Return the material below in full and exactly.

>> begin Material

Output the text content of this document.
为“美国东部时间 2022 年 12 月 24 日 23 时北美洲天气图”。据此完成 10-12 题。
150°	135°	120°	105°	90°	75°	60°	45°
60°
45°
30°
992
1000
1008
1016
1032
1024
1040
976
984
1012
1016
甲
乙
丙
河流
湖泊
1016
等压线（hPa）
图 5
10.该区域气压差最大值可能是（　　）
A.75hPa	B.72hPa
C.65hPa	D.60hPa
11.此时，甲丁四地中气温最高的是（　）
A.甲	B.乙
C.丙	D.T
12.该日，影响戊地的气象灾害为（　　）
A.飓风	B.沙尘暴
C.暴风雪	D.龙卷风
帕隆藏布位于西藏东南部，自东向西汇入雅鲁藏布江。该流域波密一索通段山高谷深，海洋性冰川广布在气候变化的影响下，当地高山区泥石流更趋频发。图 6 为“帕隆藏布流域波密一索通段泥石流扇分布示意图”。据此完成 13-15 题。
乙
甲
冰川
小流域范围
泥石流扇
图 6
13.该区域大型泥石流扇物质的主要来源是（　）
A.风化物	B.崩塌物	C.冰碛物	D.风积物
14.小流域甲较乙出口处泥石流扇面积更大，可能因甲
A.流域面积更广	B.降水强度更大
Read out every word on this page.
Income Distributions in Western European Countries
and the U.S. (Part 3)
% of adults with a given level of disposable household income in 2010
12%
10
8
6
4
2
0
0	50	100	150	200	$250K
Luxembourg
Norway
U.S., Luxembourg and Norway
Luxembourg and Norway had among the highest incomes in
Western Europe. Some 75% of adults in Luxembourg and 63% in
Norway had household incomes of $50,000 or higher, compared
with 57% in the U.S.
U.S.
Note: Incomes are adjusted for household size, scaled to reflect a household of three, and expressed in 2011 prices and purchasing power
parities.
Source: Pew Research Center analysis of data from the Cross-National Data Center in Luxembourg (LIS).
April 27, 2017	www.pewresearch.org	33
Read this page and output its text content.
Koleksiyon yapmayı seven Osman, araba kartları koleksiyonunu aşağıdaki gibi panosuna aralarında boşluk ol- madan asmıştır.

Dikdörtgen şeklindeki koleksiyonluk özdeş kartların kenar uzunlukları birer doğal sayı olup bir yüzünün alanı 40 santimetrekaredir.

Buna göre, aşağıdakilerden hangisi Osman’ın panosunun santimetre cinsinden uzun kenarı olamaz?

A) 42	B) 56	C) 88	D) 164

>> end Material

* _Completed exercise_
Output the text content of this document.
为“美国东部时间 2022 年 12 月 24 日 23 时北美洲天气图”。据此完成 10-12 题。
150°	135°	120°	105°	90°	75°	60°	45°
60°
45°
30°
992
1000
1008
1016
1032
1024
1040
976
984
1012
1016
甲
乙
丙
河流
湖泊
1016
等压线（hPa）
图 5
10.该区域气压差最大值可能是（　　）
A.75hPa	B.72hPa
C.65hPa	D.60hPa
11.此时，甲丁四地中气温最高的是（　）
A.甲	B.乙
C.丙	D.T
12.该日，影响戊地的气象灾害为（　　）
A.飓风	B.沙尘暴
C.暴风雪	D.龙卷风
帕隆藏布位于西藏东南部，自东向西汇入雅鲁藏布江。该流域波密一索通段山高谷深，海洋性冰川广布在气候变化的影响下，当地高山区泥石流更趋频发。图 6 为“帕隆藏布流域波密一索通段泥石流扇分布示意图”。据此完成 13-15 题。
乙
甲
冰川
小流域范围
泥石流扇
图 6
13.该区域大型泥石流扇物质的主要来源是（　）
A.风化物	B.崩塌物	C.冰碛物	D.风积物
14.小流域甲较乙出口处泥石流扇面积更大，可能因甲
A.流域面积更广	B.降水强度更大
Read out every word on this page.
Income Distributions in Western European Countries
and the U.S. (Part 3)
% of adults with a given level of disposable household income in 2010
12%
10
8
6
4
2
0
0	50	100	150	200	$250K
Luxembourg
Norway
U.S., Luxembourg and Norway
Luxembourg and Norway had among the highest incomes in
Western Europe. Some 75% of adults in Luxembourg and 63% in
Norway had household incomes of $50,000 or higher, compared
with 57% in the U.S.
U.S.
Note: Incomes are adjusted for household size, scaled to reflect a household of three, and expressed in 2011 prices and purchasing power
parities.
Source: Pew Research Center analysis of data from the Cross-National Data Center in Luxembourg (LIS).
April 27, 2017	www.pewresearch.org	33
Read this page and output its text content.
Koleksiyon yapmayı seven Osman, araba kartları koleksiyonunu aşağıdaki gibi panosuna aralarında boşluk ol- madan asmıştır.

Dikdörtgen şeklindeki koleksiyonluk özdeş kartların kenar uzunlukları birer doğal sayı olup bir yüzünün alanı 40 santimetrekaredir.

Buna göre, aşağıdakilerden hangisi Osman’ın panosunun santimetre cinsinden uzun kenarı olamaz?

A) 42	B) 56	C) 88	D) 164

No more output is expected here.